象雄的灭亡和象雄文明的衰落。据《敦煌本吐蕃历史文书·大事纪年》记载,公元719年,吐蕃灭大、小羊同,将其并入吐蕃版图。汉文史籍对此也有记载:“至贞观末,为吐蕃所灭,分其部众。”(13)吐蕃王朝崩溃之后,象雄之名亦随之消失,西藏西部代之而起的,是“阿里三围”和古格王国。9世纪,吐蕃王室后裔贝科赞之子吉德尼玛衮在王朝崩溃后逃往阿里,受到布让土王扎西赞的拥戴,以其女卓萨廓琼相嫁,并推举他为王。吉德尼玛衮有3子,晚年将他们分封3处,“长子贝吉衮占据芒域,次子扎西衮占据布让,幼子德尊衮占据象雄。”(14)占据芒域的一支后为拉达克王国,位于现克什米尔南部;布让一支后为古格王国吞并,位于现普兰县境;象雄一支即古格王国。随着象雄的灭亡,在西藏西部高原上活跃了近千年的象雄文明也走向衰落,并融入雅隆文明,西藏文明从此进入了雅隆-吐蕃文明时代。
二、雅隆-吐蕃文明兴盛与象雄-本教文明衰落的原因
雅隆-吐蕃文明兴盛与象雄-本教文明的衰落,是青藏高原地理环境的影响和人文环境发展演变的必然结果。
象雄文明衰落的原因。1、象雄王国是氏族制时代的部落联盟,并未形成政治上的真正的统一;2、象雄王国以游牧经济为基础,难以抵御重大的自然灾害,不能持久地凝聚和维护部落联盟,没有能力建立统一的王权国家;3、中亚政治和文化的影响,公元前331年,亚历山大东征胜利,琐罗亚斯特教受到沉重打击而衰落,本教的源头波斯文化对象雄的影响减弱,4、丝绸之路的萧条,使象雄丧失了文明交汇点的优势,象雄文明的源头活水几乎枯竭。5、本教的衰落,动摇了象雄王国统治的精神支柱,削弱了象雄王国的实力,为强大的苏毗、吐蕃征服和吞并造成了良机。
雅隆文明的载体--雅隆的地理环境。雅隆文明的兴起,得益于该地区优越的自然地理环境。雅隆地区主要包括现在的山南地区,山南是指冈底斯山和念青唐古拉山以南,总面积为8万多平方公里。山南的地形由西南向东北倾斜,雅鲁藏布江自曲水至加查一线支流密布,相间的连绵山地和宽阔河谷构成山南的北部;以南是湖盆地形,相对平缓,喜马拉雅山雄踞于山南的南部。
--*--
> [小练习 A]:
请列出这篇讲象雄文明的文字中提到的吉德尼玛衮所有儿子的名字。
> [小练习 B]:
请照原文抄录这篇讲象雄文明的文字中的一段,从“象雄的灭亡和象雄文明的衰落。”开始,到“为强大的苏毗、吐蕃征服和吞并造成了良机。”结束。
文后所附的各行与此无关。

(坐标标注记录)
--*--
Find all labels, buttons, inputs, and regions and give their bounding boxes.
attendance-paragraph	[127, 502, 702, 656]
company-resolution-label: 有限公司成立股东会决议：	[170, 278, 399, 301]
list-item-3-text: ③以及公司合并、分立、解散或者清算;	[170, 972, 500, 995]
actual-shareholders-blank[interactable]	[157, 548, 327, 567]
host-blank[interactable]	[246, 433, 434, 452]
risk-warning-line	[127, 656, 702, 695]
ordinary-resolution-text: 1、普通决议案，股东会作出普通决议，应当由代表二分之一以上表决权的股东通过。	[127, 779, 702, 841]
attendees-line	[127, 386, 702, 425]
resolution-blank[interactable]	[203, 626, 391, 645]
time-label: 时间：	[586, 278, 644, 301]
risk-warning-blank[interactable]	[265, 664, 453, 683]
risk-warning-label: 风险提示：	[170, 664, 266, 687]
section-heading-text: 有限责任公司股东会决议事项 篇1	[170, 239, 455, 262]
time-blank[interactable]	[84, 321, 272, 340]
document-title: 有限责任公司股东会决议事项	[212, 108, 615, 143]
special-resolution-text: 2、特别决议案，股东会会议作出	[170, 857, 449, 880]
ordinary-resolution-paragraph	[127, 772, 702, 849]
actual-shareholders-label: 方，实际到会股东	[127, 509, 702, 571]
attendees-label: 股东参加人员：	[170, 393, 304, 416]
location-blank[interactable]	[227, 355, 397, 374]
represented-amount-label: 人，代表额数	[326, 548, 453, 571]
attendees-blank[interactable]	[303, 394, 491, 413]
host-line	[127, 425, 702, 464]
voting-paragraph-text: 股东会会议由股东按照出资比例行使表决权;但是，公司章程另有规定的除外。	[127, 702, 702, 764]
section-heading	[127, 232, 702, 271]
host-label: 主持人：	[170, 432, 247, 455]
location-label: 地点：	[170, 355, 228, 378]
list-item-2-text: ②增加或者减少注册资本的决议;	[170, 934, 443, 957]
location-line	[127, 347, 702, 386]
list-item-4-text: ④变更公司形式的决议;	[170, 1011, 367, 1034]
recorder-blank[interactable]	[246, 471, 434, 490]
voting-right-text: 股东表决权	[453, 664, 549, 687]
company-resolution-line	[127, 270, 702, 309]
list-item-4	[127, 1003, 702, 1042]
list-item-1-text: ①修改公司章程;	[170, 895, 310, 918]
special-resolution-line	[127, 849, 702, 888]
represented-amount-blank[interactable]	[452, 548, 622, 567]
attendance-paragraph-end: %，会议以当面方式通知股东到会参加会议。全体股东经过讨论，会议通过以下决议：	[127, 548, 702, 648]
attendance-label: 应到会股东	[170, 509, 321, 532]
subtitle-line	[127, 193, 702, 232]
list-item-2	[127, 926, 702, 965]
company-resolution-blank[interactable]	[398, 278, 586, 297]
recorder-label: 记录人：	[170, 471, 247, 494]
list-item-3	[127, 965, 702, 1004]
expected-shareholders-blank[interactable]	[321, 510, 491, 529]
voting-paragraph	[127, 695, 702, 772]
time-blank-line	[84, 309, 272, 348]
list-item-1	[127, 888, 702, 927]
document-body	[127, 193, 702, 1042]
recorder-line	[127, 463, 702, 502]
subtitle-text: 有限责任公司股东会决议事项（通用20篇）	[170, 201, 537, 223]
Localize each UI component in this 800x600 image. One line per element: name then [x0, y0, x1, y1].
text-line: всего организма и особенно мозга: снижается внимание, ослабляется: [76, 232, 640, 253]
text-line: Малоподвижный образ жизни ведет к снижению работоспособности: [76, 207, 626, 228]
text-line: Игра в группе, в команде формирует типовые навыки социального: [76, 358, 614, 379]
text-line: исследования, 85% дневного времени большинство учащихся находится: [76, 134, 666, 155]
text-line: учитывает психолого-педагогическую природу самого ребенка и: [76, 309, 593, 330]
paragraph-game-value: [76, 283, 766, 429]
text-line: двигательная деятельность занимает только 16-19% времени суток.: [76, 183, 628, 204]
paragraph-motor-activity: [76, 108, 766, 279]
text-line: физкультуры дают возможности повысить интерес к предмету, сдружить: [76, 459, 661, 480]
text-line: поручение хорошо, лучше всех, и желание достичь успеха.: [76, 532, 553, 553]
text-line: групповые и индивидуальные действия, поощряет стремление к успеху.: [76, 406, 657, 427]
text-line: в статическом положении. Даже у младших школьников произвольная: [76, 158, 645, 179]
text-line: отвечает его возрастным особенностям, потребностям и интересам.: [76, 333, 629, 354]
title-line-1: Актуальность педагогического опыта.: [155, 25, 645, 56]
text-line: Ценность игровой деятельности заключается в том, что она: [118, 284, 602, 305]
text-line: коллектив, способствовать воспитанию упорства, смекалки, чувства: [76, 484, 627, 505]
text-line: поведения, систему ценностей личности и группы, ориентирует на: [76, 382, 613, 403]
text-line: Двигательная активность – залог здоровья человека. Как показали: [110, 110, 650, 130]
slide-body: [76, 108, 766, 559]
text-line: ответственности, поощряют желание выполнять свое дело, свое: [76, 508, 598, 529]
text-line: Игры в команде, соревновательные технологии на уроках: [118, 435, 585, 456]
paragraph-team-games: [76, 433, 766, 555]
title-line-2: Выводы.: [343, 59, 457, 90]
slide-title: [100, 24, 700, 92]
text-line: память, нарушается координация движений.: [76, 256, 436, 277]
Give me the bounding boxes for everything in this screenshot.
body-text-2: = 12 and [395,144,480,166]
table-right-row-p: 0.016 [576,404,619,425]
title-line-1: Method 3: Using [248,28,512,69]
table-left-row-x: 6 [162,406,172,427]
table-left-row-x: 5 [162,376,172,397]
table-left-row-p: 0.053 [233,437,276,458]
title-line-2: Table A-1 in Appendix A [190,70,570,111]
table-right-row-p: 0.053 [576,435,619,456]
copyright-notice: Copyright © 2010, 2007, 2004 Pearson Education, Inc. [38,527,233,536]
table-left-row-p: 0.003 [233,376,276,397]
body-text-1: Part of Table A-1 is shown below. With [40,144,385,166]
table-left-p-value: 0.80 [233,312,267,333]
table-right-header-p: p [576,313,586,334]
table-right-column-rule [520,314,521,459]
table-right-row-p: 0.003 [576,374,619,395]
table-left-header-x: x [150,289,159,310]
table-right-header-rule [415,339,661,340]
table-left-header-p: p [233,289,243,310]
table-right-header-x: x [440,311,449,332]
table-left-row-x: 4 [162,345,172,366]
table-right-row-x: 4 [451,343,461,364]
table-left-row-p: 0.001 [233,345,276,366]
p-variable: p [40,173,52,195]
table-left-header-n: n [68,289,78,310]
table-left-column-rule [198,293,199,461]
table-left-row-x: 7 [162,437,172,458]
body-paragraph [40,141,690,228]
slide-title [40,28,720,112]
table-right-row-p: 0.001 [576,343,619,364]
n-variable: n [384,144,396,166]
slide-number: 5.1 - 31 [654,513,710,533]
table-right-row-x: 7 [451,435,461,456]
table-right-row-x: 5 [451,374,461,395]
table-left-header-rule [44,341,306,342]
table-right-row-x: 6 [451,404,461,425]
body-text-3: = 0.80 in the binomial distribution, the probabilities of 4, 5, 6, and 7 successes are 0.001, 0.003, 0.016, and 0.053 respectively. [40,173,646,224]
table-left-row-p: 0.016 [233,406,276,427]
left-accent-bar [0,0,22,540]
--*--
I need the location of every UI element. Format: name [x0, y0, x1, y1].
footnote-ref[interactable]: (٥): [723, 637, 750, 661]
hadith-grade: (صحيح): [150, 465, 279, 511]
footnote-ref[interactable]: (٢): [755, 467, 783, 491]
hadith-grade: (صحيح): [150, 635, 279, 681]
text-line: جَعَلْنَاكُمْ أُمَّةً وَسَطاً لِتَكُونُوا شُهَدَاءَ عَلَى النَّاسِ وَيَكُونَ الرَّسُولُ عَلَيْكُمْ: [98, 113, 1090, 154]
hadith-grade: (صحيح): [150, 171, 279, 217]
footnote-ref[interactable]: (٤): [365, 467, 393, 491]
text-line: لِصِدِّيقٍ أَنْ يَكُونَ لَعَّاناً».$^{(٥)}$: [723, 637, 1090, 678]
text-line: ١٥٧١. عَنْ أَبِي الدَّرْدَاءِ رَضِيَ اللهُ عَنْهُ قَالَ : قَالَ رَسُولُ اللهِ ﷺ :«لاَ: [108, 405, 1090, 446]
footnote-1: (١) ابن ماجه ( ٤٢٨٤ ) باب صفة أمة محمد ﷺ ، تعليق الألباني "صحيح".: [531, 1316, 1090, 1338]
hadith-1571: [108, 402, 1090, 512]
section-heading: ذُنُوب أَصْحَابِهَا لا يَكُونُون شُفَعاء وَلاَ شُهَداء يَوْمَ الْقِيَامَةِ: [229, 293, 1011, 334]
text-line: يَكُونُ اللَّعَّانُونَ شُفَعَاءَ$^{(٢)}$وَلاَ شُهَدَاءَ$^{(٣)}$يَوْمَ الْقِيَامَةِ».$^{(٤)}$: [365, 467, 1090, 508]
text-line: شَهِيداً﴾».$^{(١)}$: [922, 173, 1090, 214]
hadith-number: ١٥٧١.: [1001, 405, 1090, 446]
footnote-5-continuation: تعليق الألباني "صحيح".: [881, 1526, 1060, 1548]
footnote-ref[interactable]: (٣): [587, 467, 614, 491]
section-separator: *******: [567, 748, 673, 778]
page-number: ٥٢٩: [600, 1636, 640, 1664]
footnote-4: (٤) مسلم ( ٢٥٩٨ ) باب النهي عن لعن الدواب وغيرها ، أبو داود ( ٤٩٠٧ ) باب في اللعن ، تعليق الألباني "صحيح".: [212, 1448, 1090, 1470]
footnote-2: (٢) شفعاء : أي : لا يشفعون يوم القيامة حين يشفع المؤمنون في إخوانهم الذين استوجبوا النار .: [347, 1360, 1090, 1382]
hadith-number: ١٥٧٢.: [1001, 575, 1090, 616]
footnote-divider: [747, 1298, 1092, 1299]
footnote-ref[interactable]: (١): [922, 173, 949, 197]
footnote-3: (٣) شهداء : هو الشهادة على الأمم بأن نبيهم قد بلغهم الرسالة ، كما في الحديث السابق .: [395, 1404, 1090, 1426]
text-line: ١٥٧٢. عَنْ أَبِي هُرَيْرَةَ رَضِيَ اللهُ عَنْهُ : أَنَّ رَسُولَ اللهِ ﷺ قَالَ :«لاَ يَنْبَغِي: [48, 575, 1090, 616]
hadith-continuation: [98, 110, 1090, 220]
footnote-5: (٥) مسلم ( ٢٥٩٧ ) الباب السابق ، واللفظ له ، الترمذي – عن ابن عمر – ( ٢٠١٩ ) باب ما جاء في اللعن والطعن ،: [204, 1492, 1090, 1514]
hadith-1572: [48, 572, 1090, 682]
--*--
> [最终答案 A]:
贝吉衮、扎西衮、德尊衮

> [最终答案 B]:
象雄的灭亡和象雄文明的衰落。据《敦煌本吐蕃历史文书·大事纪年》记载,公元719年,吐蕃灭大、小羊同,将其并入吐蕃版图。汉文史籍对此也有记载:“至贞观末,为吐蕃所灭,分其部众。”(13)吐蕃王朝崩溃之后,象雄之名亦随之消失,西藏西部代之而起的,是“阿里三围”和古格王国。9世纪,吐蕃王室后裔贝科赞之子吉德尼玛衮在王朝崩溃后逃往阿里,受到布让土王扎西赞的拥戴,以其女卓萨廓琼相嫁,并推举他为王。吉德尼玛衮有3子,晚年将他们分封3处,“长子贝吉衮占据芒域,次子扎西衮占据布让,幼子德尊衮占据象雄。”(14)占据芒域的一支后为拉达克王国,位于现克什米尔南部;布让一支后为古格王国吞并,位于现普兰县境;象雄一支即古格王国。随着象雄的灭亡,在西藏西部高原上活跃了近千年的象雄文明也走向衰落,并融入雅隆文明,西藏文明从此进入了雅隆-吐蕃文明时代。
二、雅隆-吐蕃文明兴盛与象雄-本教文明衰落的原因
雅隆-吐蕃文明兴盛与象雄-本教文明的衰落,是青藏高原地理环境的影响和人文环境发展演变的必然结果。
象雄文明衰落的原因。1、象雄王国是氏族制时代的部落联盟,并未形成政治上的真正的统一;2、象雄王国以游牧经济为基础,难以抵御重大的自然灾害,不能持久地凝聚和维护部落联盟,没有能力建立统一的王权国家;3、中亚政治和文化的影响,公元前331年,亚历山大东征胜利,琐罗亚斯特教受到沉重打击而衰落,本教的源头波斯文化对象雄的影响减弱,4、丝绸之路的萧条,使象雄丧失了文明交汇点的优势,象雄文明的源头活水几乎枯竭。5、本教的衰落,动摇了象雄王国统治的精神支柱,削弱了象雄王国的实力,为强大的苏毗、吐蕃征服和吞并造成了良机。